▶ **What to produce**:
Copy out all of the material exactly as presented.

▶ **Supplied data**:
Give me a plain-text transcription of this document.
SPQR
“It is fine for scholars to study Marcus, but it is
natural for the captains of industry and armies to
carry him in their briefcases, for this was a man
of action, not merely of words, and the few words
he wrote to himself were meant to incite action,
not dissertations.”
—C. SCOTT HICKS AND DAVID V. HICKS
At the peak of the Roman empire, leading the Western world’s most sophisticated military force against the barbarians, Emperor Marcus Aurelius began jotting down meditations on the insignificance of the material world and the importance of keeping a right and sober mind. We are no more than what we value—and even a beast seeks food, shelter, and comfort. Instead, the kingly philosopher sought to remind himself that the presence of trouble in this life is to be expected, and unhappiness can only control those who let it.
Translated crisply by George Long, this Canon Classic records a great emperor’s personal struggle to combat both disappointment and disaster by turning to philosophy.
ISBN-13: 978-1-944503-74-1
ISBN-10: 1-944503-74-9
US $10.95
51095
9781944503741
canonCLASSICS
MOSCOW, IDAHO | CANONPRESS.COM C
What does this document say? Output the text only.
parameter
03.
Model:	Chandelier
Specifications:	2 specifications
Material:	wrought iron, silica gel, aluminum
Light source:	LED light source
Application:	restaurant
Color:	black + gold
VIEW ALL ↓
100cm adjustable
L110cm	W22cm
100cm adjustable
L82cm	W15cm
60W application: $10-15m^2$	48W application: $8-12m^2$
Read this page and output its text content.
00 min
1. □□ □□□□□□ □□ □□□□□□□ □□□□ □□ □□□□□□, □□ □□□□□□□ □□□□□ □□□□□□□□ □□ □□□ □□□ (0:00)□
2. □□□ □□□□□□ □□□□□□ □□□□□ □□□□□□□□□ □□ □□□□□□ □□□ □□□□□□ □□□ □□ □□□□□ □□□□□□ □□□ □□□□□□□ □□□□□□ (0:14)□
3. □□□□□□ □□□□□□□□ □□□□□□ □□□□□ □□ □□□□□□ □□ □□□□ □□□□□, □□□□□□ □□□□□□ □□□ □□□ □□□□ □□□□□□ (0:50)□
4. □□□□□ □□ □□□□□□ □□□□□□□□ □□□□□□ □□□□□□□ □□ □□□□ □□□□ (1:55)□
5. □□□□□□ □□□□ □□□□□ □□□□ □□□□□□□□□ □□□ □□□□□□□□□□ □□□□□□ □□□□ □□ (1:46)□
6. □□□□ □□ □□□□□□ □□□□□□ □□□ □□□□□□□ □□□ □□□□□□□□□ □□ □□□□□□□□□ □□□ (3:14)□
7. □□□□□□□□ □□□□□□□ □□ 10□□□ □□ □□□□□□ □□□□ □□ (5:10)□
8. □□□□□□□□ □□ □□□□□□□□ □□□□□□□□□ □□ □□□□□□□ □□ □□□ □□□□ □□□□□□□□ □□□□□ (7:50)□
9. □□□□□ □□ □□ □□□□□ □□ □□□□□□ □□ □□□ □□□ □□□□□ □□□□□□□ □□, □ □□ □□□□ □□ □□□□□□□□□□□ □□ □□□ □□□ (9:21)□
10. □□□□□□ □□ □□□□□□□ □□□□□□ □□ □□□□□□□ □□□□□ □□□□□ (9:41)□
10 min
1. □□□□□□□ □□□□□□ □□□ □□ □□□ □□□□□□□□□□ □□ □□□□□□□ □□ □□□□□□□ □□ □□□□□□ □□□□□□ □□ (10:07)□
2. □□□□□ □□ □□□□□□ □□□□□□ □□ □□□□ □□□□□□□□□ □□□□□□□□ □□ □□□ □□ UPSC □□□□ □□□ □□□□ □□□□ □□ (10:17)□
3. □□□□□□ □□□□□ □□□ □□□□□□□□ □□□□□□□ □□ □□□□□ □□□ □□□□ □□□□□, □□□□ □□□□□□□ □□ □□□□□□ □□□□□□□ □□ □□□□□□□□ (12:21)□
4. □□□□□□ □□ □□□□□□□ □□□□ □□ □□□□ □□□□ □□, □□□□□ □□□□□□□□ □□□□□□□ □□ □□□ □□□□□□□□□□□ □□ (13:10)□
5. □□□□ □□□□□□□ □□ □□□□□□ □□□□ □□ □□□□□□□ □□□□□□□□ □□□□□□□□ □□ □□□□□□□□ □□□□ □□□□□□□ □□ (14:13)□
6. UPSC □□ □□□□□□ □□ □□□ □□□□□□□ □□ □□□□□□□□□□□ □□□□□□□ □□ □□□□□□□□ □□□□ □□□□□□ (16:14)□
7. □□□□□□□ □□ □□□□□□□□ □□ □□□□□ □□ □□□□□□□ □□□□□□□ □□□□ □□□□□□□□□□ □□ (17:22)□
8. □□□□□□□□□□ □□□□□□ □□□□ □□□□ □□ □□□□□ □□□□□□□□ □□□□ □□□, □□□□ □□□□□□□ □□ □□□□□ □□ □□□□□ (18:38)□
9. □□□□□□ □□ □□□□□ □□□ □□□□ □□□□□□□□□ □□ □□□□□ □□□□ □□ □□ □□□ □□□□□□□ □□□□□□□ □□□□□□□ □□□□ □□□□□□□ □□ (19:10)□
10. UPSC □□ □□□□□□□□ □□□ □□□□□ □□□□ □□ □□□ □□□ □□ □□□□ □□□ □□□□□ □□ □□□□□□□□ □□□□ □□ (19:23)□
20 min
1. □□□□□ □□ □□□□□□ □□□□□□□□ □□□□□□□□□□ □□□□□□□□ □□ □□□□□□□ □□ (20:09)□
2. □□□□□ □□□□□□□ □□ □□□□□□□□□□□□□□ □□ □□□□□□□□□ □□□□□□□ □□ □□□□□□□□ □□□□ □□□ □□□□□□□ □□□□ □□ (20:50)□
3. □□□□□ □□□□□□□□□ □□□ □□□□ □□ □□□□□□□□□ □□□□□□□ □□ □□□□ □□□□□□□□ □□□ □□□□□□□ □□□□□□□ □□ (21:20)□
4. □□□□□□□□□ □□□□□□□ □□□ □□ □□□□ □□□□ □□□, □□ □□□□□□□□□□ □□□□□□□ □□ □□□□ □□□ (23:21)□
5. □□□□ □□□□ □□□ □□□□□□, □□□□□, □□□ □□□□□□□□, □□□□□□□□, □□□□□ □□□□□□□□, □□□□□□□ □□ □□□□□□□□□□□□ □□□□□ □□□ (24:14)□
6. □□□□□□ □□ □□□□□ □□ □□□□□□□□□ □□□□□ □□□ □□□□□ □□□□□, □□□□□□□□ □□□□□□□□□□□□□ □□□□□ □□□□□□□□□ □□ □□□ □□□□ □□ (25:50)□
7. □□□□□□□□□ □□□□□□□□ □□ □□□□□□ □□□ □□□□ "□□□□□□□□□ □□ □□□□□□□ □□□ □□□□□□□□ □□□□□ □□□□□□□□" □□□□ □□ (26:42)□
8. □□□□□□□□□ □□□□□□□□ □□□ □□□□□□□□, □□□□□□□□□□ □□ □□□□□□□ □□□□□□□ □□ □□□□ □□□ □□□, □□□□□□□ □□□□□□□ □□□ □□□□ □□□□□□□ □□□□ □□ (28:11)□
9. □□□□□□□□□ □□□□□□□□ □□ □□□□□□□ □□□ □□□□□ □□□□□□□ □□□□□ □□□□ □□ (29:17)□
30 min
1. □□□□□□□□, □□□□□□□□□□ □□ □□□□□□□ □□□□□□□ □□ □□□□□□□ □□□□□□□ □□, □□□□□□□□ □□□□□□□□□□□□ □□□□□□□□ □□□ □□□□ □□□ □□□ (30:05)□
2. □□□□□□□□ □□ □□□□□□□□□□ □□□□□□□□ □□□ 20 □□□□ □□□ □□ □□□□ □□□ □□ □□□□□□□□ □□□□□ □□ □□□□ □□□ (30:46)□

▶ **Problem solution**:
Give me a plain-text transcription of this document.
SPQR
“It is fine for scholars to study Marcus, but it is
natural for the captains of industry and armies to
carry him in their briefcases, for this was a man
of action, not merely of words, and the few words
he wrote to himself were meant to incite action,
not dissertations.”
—C. SCOTT HICKS AND DAVID V. HICKS
At the peak of the Roman empire, leading the Western world’s most sophisticated military force against the barbarians, Emperor Marcus Aurelius began jotting down meditations on the insignificance of the material world and the importance of keeping a right and sober mind. We are no more than what we value—and even a beast seeks food, shelter, and comfort. Instead, the kingly philosopher sought to remind himself that the presence of trouble in this life is to be expected, and unhappiness can only control those who let it.
Translated crisply by George Long, this Canon Classic records a great emperor’s personal struggle to combat both disappointment and disaster by turning to philosophy.
ISBN-13: 978-1-944503-74-1
ISBN-10: 1-944503-74-9
US $10.95
51095
9781944503741
canonCLASSICS
MOSCOW, IDAHO | CANONPRESS.COM C
What does this document say? Output the text only.
parameter
03.
Model:	Chandelier
Specifications:	2 specifications
Material:	wrought iron, silica gel, aluminum
Light source:	LED light source
Application:	restaurant
Color:	black + gold
VIEW ALL ↓
100cm adjustable
L110cm	W22cm
100cm adjustable
L82cm	W15cm
60W application: $10-15m^2$	48W application: $8-12m^2$
Read this page and output its text content.
00 min
1. □□ □□□□□□ □□ □□□□□□□ □□□□ □□ □□□□□□, □□ □□□□□□□ □□□□□ □□□□□□□□ □□ □□□ □□□ (0:00)□
2. □□□ □□□□□□ □□□□□□ □□□□□ □□□□□□□□□ □□ □□□□□□ □□□ □□□□□□ □□□ □□ □□□□□ □□□□□□ □□□ □□□□□□□ □□□□□□ (0:14)□
3. □□□□□□ □□□□□□□□ □□□□□□ □□□□□ □□ □□□□□□ □□ □□□□ □□□□□, □□□□□□ □□□□□□ □□□ □□□ □□□□ □□□□□□ (0:50)□
4. □□□□□ □□ □□□□□□ □□□□□□□□ □□□□□□ □□□□□□□ □□ □□□□ □□□□ (1:55)□
5. □□□□□□ □□□□ □□□□□ □□□□ □□□□□□□□□ □□□ □□□□□□□□□□ □□□□□□ □□□□ □□ (1:46)□
6. □□□□ □□ □□□□□□ □□□□□□ □□□ □□□□□□□ □□□ □□□□□□□□□ □□ □□□□□□□□□ □□□ (3:14)□
7. □□□□□□□□ □□□□□□□ □□ 10□□□ □□ □□□□□□ □□□□ □□ (5:10)□
8. □□□□□□□□ □□ □□□□□□□□ □□□□□□□□□ □□ □□□□□□□ □□ □□□ □□□□ □□□□□□□□ □□□□□ (7:50)□
9. □□□□□ □□ □□ □□□□□ □□ □□□□□□ □□ □□□ □□□ □□□□□ □□□□□□□ □□, □ □□ □□□□ □□ □□□□□□□□□□□ □□ □□□ □□□ (9:21)□
10. □□□□□□ □□ □□□□□□□ □□□□□□ □□ □□□□□□□ □□□□□ □□□□□ (9:41)□
10 min
1. □□□□□□□ □□□□□□ □□□ □□ □□□ □□□□□□□□□□ □□ □□□□□□□ □□ □□□□□□□ □□ □□□□□□ □□□□□□ □□ (10:07)□
2. □□□□□ □□ □□□□□□ □□□□□□ □□ □□□□ □□□□□□□□□ □□□□□□□□ □□ □□□ □□ UPSC □□□□ □□□ □□□□ □□□□ □□ (10:17)□
3. □□□□□□ □□□□□ □□□ □□□□□□□□ □□□□□□□ □□ □□□□□ □□□ □□□□ □□□□□, □□□□ □□□□□□□ □□ □□□□□□ □□□□□□□ □□ □□□□□□□□ (12:21)□
4. □□□□□□ □□ □□□□□□□ □□□□ □□ □□□□ □□□□ □□, □□□□□ □□□□□□□□ □□□□□□□ □□ □□□ □□□□□□□□□□□ □□ (13:10)□
5. □□□□ □□□□□□□ □□ □□□□□□ □□□□ □□ □□□□□□□ □□□□□□□□ □□□□□□□□ □□ □□□□□□□□ □□□□ □□□□□□□ □□ (14:13)□
6. UPSC □□ □□□□□□ □□ □□□ □□□□□□□ □□ □□□□□□□□□□□ □□□□□□□ □□ □□□□□□□□ □□□□ □□□□□□ (16:14)□
7. □□□□□□□ □□ □□□□□□□□ □□ □□□□□ □□ □□□□□□□ □□□□□□□ □□□□ □□□□□□□□□□ □□ (17:22)□
8. □□□□□□□□□□ □□□□□□ □□□□ □□□□ □□ □□□□□ □□□□□□□□ □□□□ □□□, □□□□ □□□□□□□ □□ □□□□□ □□ □□□□□ (18:38)□
9. □□□□□□ □□ □□□□□ □□□ □□□□ □□□□□□□□□ □□ □□□□□ □□□□ □□ □□ □□□ □□□□□□□ □□□□□□□ □□□□□□□ □□□□ □□□□□□□ □□ (19:10)□
10. UPSC □□ □□□□□□□□ □□□ □□□□□ □□□□ □□ □□□ □□□ □□ □□□□ □□□ □□□□□ □□ □□□□□□□□ □□□□ □□ (19:23)□
20 min
1. □□□□□ □□ □□□□□□ □□□□□□□□ □□□□□□□□□□ □□□□□□□□ □□ □□□□□□□ □□ (20:09)□
2. □□□□□ □□□□□□□ □□ □□□□□□□□□□□□□□ □□ □□□□□□□□□ □□□□□□□ □□ □□□□□□□□ □□□□ □□□ □□□□□□□ □□□□ □□ (20:50)□
3. □□□□□ □□□□□□□□□ □□□ □□□□ □□ □□□□□□□□□ □□□□□□□ □□ □□□□ □□□□□□□□ □□□ □□□□□□□ □□□□□□□ □□ (21:20)□
4. □□□□□□□□□ □□□□□□□ □□□ □□ □□□□ □□□□ □□□, □□ □□□□□□□□□□ □□□□□□□ □□ □□□□ □□□ (23:21)□
5. □□□□ □□□□ □□□ □□□□□□, □□□□□, □□□ □□□□□□□□, □□□□□□□□, □□□□□ □□□□□□□□, □□□□□□□ □□ □□□□□□□□□□□□ □□□□□ □□□ (24:14)□
6. □□□□□□ □□ □□□□□ □□ □□□□□□□□□ □□□□□ □□□ □□□□□ □□□□□, □□□□□□□□ □□□□□□□□□□□□□ □□□□□ □□□□□□□□□ □□ □□□ □□□□ □□ (25:50)□
7. □□□□□□□□□ □□□□□□□□ □□ □□□□□□ □□□ □□□□ "□□□□□□□□□ □□ □□□□□□□ □□□ □□□□□□□□ □□□□□ □□□□□□□□" □□□□ □□ (26:42)□
8. □□□□□□□□□ □□□□□□□□ □□□ □□□□□□□□, □□□□□□□□□□ □□ □□□□□□□ □□□□□□□ □□ □□□□ □□□ □□□, □□□□□□□ □□□□□□□ □□□ □□□□ □□□□□□□ □□□□ □□ (28:11)□
9. □□□□□□□□□ □□□□□□□□ □□ □□□□□□□ □□□ □□□□□ □□□□□□□ □□□□□ □□□□ □□ (29:17)□
30 min
1. □□□□□□□□, □□□□□□□□□□ □□ □□□□□□□ □□□□□□□ □□ □□□□□□□ □□□□□□□ □□, □□□□□□□□ □□□□□□□□□□□□ □□□□□□□□ □□□ □□□□ □□□ □□□ (30:05)□
2. □□□□□□□□ □□ □□□□□□□□□□ □□□□□□□□ □□□ 20 □□□□ □□□ □□ □□□□ □□□ □□ □□□□□□□□ □□□□□ □□ □□□□ □□□ (30:46)□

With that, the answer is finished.